DATASET ENTRIES:
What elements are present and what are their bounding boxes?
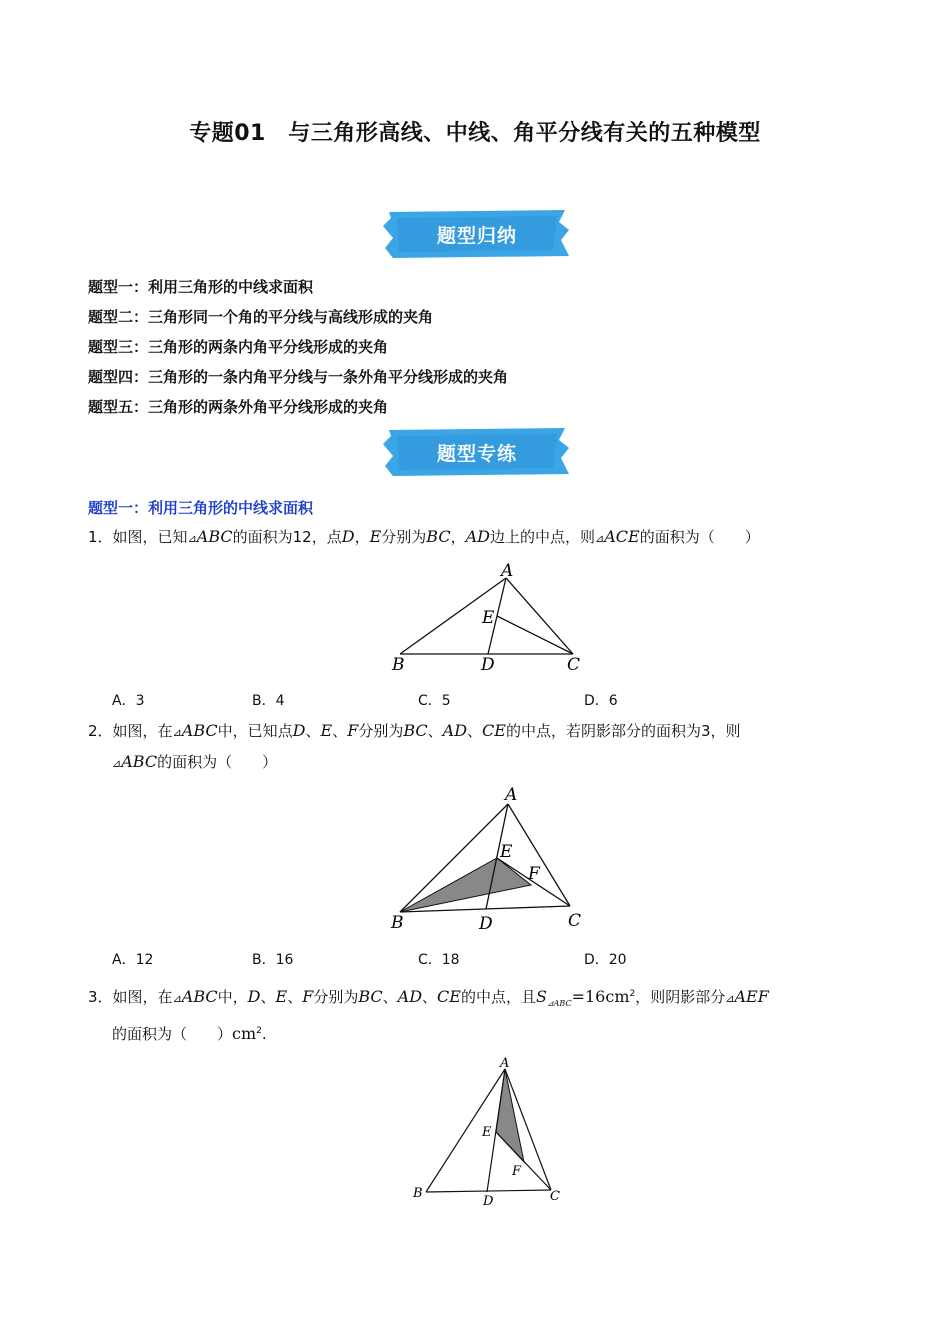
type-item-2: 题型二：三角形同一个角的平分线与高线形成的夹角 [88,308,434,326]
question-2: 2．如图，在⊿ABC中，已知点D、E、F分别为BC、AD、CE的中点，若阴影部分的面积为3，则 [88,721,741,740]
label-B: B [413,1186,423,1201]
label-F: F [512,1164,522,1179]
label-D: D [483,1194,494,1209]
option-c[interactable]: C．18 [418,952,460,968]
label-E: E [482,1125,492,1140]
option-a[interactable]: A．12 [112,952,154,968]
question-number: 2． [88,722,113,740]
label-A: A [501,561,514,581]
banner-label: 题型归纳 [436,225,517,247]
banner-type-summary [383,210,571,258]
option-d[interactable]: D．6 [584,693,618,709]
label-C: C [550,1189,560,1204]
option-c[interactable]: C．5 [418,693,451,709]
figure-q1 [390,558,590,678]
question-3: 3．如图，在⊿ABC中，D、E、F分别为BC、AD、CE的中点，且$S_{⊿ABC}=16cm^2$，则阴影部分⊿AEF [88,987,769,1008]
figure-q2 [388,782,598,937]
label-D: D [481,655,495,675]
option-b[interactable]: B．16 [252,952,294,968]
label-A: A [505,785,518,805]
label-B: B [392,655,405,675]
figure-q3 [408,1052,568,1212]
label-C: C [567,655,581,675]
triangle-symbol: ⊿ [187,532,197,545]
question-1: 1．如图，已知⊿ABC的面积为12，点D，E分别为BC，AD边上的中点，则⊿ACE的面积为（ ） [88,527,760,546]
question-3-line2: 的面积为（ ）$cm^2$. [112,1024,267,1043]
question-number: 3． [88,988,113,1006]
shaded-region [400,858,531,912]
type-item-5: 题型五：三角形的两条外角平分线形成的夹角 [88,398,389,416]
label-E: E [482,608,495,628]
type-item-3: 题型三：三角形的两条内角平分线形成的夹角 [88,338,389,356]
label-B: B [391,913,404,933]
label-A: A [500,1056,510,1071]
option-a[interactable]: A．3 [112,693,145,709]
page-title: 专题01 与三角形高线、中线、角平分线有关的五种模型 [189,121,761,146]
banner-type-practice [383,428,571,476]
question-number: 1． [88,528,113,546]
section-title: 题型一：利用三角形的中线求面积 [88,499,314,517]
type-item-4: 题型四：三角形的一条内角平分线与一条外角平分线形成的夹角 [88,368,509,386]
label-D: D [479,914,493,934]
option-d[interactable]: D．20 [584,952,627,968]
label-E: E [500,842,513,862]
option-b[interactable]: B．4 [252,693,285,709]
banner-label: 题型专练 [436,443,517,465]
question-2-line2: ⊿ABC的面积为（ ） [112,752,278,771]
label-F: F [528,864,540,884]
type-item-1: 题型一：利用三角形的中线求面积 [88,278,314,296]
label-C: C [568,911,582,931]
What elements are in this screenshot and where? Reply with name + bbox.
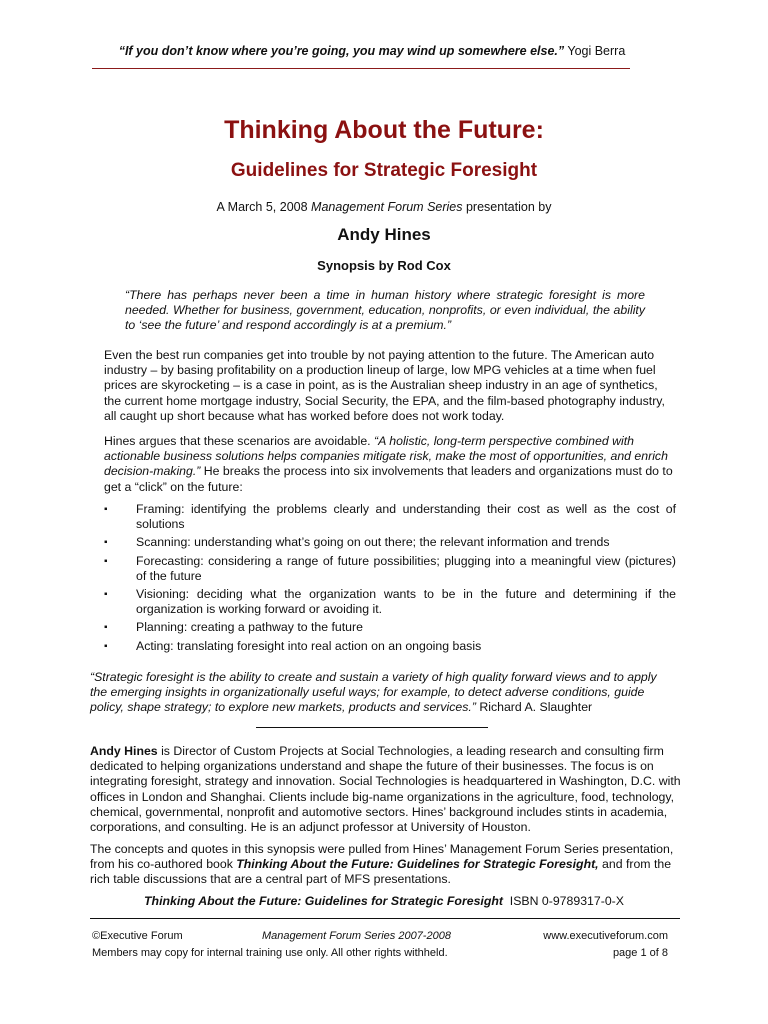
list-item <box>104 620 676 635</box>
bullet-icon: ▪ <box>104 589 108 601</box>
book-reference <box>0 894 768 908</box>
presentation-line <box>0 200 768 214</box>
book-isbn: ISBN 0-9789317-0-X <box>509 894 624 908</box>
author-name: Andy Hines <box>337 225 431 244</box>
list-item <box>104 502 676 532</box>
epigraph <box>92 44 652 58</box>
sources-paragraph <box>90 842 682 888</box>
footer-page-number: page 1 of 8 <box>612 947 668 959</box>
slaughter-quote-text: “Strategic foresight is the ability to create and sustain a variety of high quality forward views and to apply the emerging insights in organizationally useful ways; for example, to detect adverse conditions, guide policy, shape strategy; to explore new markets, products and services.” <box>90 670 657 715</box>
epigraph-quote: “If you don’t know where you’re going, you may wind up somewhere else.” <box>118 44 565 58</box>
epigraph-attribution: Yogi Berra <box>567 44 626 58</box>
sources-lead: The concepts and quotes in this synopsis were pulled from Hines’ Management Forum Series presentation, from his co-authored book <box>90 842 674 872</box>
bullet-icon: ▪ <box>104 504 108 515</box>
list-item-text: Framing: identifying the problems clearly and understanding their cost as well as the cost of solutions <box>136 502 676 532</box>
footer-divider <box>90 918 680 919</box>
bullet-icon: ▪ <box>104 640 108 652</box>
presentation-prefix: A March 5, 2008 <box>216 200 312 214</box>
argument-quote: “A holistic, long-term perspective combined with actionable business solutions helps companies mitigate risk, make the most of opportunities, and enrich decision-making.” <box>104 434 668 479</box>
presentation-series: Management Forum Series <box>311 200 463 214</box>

JOB: Copy all the rows above, changing every "bullet-icon" to "list-marker" and keeping everything else the same. Leave out the pictures.

REPLY TO THE TASK:
What elements are present and what are their bounding boxes?
type-item-2: 题型二：三角形同一个角的平分线与高线形成的夹角 [88,308,434,326]
question-2: 2．如图，在⊿ABC中，已知点D、E、F分别为BC、AD、CE的中点，若阴影部分的面积为3，则 [88,721,741,740]
label-B: B [413,1186,423,1201]
label-F: F [512,1164,522,1179]
label-D: D [483,1194,494,1209]
option-c[interactable]: C．18 [418,952,460,968]
label-E: E [482,1125,492,1140]
option-a[interactable]: A．12 [112,952,154,968]
question-number: 2． [88,722,113,740]
label-A: A [501,561,514,581]
banner-label: 题型归纳 [436,225,517,247]
banner-type-summary [383,210,571,258]
option-d[interactable]: D．6 [584,693,618,709]
label-C: C [550,1189,560,1204]
option-c[interactable]: C．5 [418,693,451,709]
figure-q1 [390,558,590,678]
question-3: 3．如图，在⊿ABC中，D、E、F分别为BC、AD、CE的中点，且$S_{⊿ABC}=16cm^2$，则阴影部分⊿AEF [88,987,769,1008]
figure-q2 [388,782,598,937]
label-D: D [481,655,495,675]
option-b[interactable]: B．16 [252,952,294,968]
label-A: A [505,785,518,805]
label-B: B [392,655,405,675]
figure-q3 [408,1052,568,1212]
label-C: C [567,655,581,675]
triangle-symbol: ⊿ [187,532,197,545]
question-1: 1．如图，已知⊿ABC的面积为12，点D，E分别为BC，AD边上的中点，则⊿ACE的面积为（ ） [88,527,760,546]
question-3-line2: 的面积为（ ）$cm^2$. [112,1024,267,1043]
question-number: 3． [88,988,113,1006]
shaded-region [400,858,531,912]
type-item-5: 题型五：三角形的两条外角平分线形成的夹角 [88,398,389,416]
label-E: E [482,608,495,628]
type-item-3: 题型三：三角形的两条内角平分线形成的夹角 [88,338,389,356]
label-B: B [391,913,404,933]
label-A: A [500,1056,510,1071]
option-a[interactable]: A．3 [112,693,145,709]
page-title: 专题01 与三角形高线、中线、角平分线有关的五种模型 [189,121,761,146]
banner-type-practice [383,428,571,476]
question-number: 1． [88,528,113,546]
section-title: 题型一：利用三角形的中线求面积 [88,499,314,517]
type-item-4: 题型四：三角形的一条内角平分线与一条外角平分线形成的夹角 [88,368,509,386]
label-D: D [479,914,493,934]
option-d[interactable]: D．20 [584,952,627,968]
label-E: E [500,842,513,862]
option-b[interactable]: B．4 [252,693,285,709]
banner-label: 题型专练 [436,443,517,465]
question-2-line2: ⊿ABC的面积为（ ） [112,752,278,771]
label-F: F [528,864,540,884]
type-item-1: 题型一：利用三角形的中线求面积 [88,278,314,296]
label-C: C [568,911,582,931]
What elements are in this screenshot and where? Reply with name + bbox.
list-item <box>104 620 676 635</box>
list-marker: ▪ <box>104 589 108 601</box>
book-reference <box>0 894 768 908</box>
presentation-line <box>0 200 768 214</box>
book-isbn: ISBN 0-9789317-0-X <box>509 894 624 908</box>
author-name: Andy Hines <box>337 225 431 244</box>
list-item <box>104 502 676 532</box>
epigraph <box>92 44 652 58</box>
sources-paragraph <box>90 842 682 888</box>
footer-page-number: page 1 of 8 <box>612 947 668 959</box>
slaughter-quote-text: “Strategic foresight is the ability to create and sustain a variety of high quality forward views and to apply the emerging insights in organizationally useful ways; for example, to detect adverse conditions, guide policy, shape strategy; to explore new markets, products and services.” <box>90 670 657 715</box>
epigraph-quote: “If you don’t know where you’re going, you may wind up somewhere else.” <box>118 44 565 58</box>
epigraph-attribution: Yogi Berra <box>567 44 626 58</box>
sources-lead: The concepts and quotes in this synopsis were pulled from Hines’ Management Forum Series presentation, from his co-authored book <box>90 842 674 872</box>
list-marker: ▪ <box>104 504 108 515</box>
list-item-text: Framing: identifying the problems clearly and understanding their cost as well as the cost of solutions <box>136 502 676 532</box>
footer-divider <box>90 918 680 919</box>
list-marker: ▪ <box>104 640 108 652</box>
presentation-prefix: A March 5, 2008 <box>216 200 312 214</box>
argument-quote: “A holistic, long-term perspective combined with actionable business solutions helps companies mitigate risk, make the most of opportunities, and enrich decision-making.” <box>104 434 668 479</box>
presentation-series: Management Forum Series <box>311 200 463 214</box>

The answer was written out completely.